┌──

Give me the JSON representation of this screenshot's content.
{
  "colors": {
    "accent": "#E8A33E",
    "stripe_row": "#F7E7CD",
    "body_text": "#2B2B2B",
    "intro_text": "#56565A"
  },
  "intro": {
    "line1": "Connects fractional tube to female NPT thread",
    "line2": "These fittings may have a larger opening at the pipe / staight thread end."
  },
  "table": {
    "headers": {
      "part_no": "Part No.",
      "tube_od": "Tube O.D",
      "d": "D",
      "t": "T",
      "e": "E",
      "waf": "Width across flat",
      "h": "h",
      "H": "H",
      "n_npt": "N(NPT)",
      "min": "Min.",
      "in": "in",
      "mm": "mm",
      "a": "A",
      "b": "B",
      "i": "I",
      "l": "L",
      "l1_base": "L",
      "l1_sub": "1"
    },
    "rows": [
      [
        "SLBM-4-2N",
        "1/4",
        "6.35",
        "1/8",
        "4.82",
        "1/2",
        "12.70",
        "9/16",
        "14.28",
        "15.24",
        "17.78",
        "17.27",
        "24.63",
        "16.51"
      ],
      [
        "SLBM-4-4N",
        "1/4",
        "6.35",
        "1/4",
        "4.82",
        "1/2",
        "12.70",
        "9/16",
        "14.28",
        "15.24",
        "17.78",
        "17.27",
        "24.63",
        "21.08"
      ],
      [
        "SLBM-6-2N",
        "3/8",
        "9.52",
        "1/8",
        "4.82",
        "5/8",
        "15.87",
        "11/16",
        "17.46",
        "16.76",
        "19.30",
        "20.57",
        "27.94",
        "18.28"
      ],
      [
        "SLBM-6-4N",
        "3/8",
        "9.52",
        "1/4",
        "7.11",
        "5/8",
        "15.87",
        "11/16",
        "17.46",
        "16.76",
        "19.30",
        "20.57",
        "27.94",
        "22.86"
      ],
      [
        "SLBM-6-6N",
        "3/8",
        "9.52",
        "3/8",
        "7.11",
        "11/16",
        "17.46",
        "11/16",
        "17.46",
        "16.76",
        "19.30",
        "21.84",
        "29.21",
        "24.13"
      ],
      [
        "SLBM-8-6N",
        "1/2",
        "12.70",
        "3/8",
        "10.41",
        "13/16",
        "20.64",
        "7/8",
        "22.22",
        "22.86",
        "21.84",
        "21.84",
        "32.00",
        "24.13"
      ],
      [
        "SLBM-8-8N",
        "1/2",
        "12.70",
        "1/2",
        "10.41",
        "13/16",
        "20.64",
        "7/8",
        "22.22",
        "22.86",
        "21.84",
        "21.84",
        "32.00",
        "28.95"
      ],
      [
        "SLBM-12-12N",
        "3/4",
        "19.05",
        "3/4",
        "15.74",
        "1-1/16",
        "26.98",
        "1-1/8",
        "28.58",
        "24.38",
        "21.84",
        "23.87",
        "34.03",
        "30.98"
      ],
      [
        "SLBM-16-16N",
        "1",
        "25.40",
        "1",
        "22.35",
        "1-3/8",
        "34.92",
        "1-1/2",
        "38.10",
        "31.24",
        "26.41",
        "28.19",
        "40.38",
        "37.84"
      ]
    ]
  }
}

└──

Find "SLBM". Copy every line it occurs in.

        "SLBM-4-2N",
        "SLBM-4-4N",
        "SLBM-6-2N",
        "SLBM-6-4N",
        "SLBM-6-6N",
        "SLBM-8-6N",
        "SLBM-8-8N",
        "SLBM-12-12N",
        "SLBM-16-16N",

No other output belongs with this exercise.